**Exercise objective:** Each record is to be printed again precisely as it reads.

**Data records:**
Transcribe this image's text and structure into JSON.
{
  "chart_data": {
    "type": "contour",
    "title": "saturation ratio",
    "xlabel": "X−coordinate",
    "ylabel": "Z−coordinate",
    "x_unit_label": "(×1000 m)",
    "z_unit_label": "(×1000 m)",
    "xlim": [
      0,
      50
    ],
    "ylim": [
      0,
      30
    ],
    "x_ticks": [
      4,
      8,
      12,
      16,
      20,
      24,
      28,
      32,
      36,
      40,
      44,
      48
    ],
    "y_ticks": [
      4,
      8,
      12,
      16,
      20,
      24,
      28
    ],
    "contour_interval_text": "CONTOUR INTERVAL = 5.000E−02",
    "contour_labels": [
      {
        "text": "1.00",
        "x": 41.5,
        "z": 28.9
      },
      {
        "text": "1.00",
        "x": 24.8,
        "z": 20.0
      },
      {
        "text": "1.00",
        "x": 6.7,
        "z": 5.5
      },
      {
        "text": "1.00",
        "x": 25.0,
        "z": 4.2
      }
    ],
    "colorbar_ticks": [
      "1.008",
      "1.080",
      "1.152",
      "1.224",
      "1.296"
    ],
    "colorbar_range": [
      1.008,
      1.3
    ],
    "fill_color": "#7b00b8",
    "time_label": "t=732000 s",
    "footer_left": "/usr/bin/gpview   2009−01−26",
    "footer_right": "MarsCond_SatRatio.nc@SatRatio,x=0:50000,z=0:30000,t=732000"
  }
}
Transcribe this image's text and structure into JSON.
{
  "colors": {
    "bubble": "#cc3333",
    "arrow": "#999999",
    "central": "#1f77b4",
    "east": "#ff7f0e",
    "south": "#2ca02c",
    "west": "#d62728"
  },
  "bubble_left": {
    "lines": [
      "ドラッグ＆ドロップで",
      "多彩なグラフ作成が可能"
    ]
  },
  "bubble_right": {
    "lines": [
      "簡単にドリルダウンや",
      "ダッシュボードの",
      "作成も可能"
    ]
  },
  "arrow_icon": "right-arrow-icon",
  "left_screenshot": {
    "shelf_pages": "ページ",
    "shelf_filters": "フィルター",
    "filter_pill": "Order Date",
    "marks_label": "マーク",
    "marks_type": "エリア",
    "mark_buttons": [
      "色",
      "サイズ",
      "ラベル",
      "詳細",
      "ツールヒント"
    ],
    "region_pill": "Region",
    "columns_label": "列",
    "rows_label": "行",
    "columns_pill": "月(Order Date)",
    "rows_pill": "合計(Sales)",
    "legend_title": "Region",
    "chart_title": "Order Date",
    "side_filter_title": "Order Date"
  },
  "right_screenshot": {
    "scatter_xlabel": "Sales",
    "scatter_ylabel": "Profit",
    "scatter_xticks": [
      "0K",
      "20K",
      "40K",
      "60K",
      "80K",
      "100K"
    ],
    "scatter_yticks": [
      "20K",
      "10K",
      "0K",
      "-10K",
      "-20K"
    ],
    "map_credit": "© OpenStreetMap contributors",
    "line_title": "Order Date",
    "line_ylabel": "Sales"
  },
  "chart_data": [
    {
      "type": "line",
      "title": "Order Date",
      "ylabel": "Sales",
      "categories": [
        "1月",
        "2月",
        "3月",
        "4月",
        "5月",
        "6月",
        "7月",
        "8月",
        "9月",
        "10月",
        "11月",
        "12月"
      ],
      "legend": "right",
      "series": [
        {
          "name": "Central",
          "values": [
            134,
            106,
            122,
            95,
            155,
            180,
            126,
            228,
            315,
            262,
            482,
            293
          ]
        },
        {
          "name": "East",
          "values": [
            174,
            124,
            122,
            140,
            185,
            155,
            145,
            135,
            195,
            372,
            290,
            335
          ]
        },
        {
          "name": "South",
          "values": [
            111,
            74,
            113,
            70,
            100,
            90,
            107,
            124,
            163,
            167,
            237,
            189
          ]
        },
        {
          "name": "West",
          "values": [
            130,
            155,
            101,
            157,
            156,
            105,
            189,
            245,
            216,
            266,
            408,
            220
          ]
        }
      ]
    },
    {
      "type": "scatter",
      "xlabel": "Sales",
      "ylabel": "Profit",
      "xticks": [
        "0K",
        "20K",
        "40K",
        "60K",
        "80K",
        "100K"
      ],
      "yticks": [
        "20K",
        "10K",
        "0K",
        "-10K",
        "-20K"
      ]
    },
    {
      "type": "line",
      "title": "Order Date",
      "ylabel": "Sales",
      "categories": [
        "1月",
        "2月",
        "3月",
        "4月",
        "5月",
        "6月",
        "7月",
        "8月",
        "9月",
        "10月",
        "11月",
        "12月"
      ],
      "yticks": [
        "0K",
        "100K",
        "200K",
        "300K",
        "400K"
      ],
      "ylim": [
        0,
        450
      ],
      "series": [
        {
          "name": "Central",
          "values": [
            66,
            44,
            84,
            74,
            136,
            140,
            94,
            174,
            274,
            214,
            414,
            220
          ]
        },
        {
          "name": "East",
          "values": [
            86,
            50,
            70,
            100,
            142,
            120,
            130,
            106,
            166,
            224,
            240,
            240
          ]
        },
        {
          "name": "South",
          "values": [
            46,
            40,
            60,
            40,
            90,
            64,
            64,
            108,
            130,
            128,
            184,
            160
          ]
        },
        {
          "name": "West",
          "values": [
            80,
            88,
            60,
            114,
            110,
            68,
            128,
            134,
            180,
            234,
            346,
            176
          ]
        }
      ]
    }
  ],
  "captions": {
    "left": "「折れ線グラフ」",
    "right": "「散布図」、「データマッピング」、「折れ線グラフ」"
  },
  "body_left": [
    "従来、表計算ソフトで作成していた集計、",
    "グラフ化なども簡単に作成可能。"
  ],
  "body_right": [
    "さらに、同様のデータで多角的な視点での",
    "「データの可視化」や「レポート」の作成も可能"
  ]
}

**Correct result:**
Transcribe this image's text and structure into JSON.
{
  "chart_data": {
    "type": "contour",
    "title": "saturation ratio",
    "xlabel": "X−coordinate",
    "ylabel": "Z−coordinate",
    "x_unit_label": "(×1000 m)",
    "z_unit_label": "(×1000 m)",
    "xlim": [
      0,
      50
    ],
    "ylim": [
      0,
      30
    ],
    "x_ticks": [
      4,
      8,
      12,
      16,
      20,
      24,
      28,
      32,
      36,
      40,
      44,
      48
    ],
    "y_ticks": [
      4,
      8,
      12,
      16,
      20,
      24,
      28
    ],
    "contour_interval_text": "CONTOUR INTERVAL = 5.000E−02",
    "contour_labels": [
      {
        "text": "1.00",
        "x": 41.5,
        "z": 28.9
      },
      {
        "text": "1.00",
        "x": 24.8,
        "z": 20.0
      },
      {
        "text": "1.00",
        "x": 6.7,
        "z": 5.5
      },
      {
        "text": "1.00",
        "x": 25.0,
        "z": 4.2
      }
    ],
    "colorbar_ticks": [
      "1.008",
      "1.080",
      "1.152",
      "1.224",
      "1.296"
    ],
    "colorbar_range": [
      1.008,
      1.3
    ],
    "fill_color": "#7b00b8",
    "time_label": "t=732000 s",
    "footer_left": "/usr/bin/gpview   2009−01−26",
    "footer_right": "MarsCond_SatRatio.nc@SatRatio,x=0:50000,z=0:30000,t=732000"
  }
}
Transcribe this image's text and structure into JSON.
{
  "colors": {
    "bubble": "#cc3333",
    "arrow": "#999999",
    "central": "#1f77b4",
    "east": "#ff7f0e",
    "south": "#2ca02c",
    "west": "#d62728"
  },
  "bubble_left": {
    "lines": [
      "ドラッグ＆ドロップで",
      "多彩なグラフ作成が可能"
    ]
  },
  "bubble_right": {
    "lines": [
      "簡単にドリルダウンや",
      "ダッシュボードの",
      "作成も可能"
    ]
  },
  "arrow_icon": "right-arrow-icon",
  "left_screenshot": {
    "shelf_pages": "ページ",
    "shelf_filters": "フィルター",
    "filter_pill": "Order Date",
    "marks_label": "マーク",
    "marks_type": "エリア",
    "mark_buttons": [
      "色",
      "サイズ",
      "ラベル",
      "詳細",
      "ツールヒント"
    ],
    "region_pill": "Region",
    "columns_label": "列",
    "rows_label": "行",
    "columns_pill": "月(Order Date)",
    "rows_pill": "合計(Sales)",
    "legend_title": "Region",
    "chart_title": "Order Date",
    "side_filter_title": "Order Date"
  },
  "right_screenshot": {
    "scatter_xlabel": "Sales",
    "scatter_ylabel": "Profit",
    "scatter_xticks": [
      "0K",
      "20K",
      "40K",
      "60K",
      "80K",
      "100K"
    ],
    "scatter_yticks": [
      "20K",
      "10K",
      "0K",
      "-10K",
      "-20K"
    ],
    "map_credit": "© OpenStreetMap contributors",
    "line_title": "Order Date",
    "line_ylabel": "Sales"
  },
  "chart_data": [
    {
      "type": "line",
      "title": "Order Date",
      "ylabel": "Sales",
      "categories": [
        "1月",
        "2月",
        "3月",
        "4月",
        "5月",
        "6月",
        "7月",
        "8月",
        "9月",
        "10月",
        "11月",
        "12月"
      ],
      "legend": "right",
      "series": [
        {
          "name": "Central",
          "values": [
            134,
            106,
            122,
            95,
            155,
            180,
            126,
            228,
            315,
            262,
            482,
            293
          ]
        },
        {
          "name": "East",
          "values": [
            174,
            124,
            122,
            140,
            185,
            155,
            145,
            135,
            195,
            372,
            290,
            335
          ]
        },
        {
          "name": "South",
          "values": [
            111,
            74,
            113,
            70,
            100,
            90,
            107,
            124,
            163,
            167,
            237,
            189
          ]
        },
        {
          "name": "West",
          "values": [
            130,
            155,
            101,
            157,
            156,
            105,
            189,
            245,
            216,
            266,
            408,
            220
          ]
        }
      ]
    },
    {
      "type": "scatter",
      "xlabel": "Sales",
      "ylabel": "Profit",
      "xticks": [
        "0K",
        "20K",
        "40K",
        "60K",
        "80K",
        "100K"
      ],
      "yticks": [
        "20K",
        "10K",
        "0K",
        "-10K",
        "-20K"
      ]
    },
    {
      "type": "line",
      "title": "Order Date",
      "ylabel": "Sales",
      "categories": [
        "1月",
        "2月",
        "3月",
        "4月",
        "5月",
        "6月",
        "7月",
        "8月",
        "9月",
        "10月",
        "11月",
        "12月"
      ],
      "yticks": [
        "0K",
        "100K",
        "200K",
        "300K",
        "400K"
      ],
      "ylim": [
        0,
        450
      ],
      "series": [
        {
          "name": "Central",
          "values": [
            66,
            44,
            84,
            74,
            136,
            140,
            94,
            174,
            274,
            214,
            414,
            220
          ]
        },
        {
          "name": "East",
          "values": [
            86,
            50,
            70,
            100,
            142,
            120,
            130,
            106,
            166,
            224,
            240,
            240
          ]
        },
        {
          "name": "South",
          "values": [
            46,
            40,
            60,
            40,
            90,
            64,
            64,
            108,
            130,
            128,
            184,
            160
          ]
        },
        {
          "name": "West",
          "values": [
            80,
            88,
            60,
            114,
            110,
            68,
            128,
            134,
            180,
            234,
            346,
            176
          ]
        }
      ]
    }
  ],
  "captions": {
    "left": "「折れ線グラフ」",
    "right": "「散布図」、「データマッピング」、「折れ線グラフ」"
  },
  "body_left": [
    "従来、表計算ソフトで作成していた集計、",
    "グラフ化なども簡単に作成可能。"
  ],
  "body_right": [
    "さらに、同様のデータで多角的な視点での",
    "「データの可視化」や「レポート」の作成も可能"
  ]
}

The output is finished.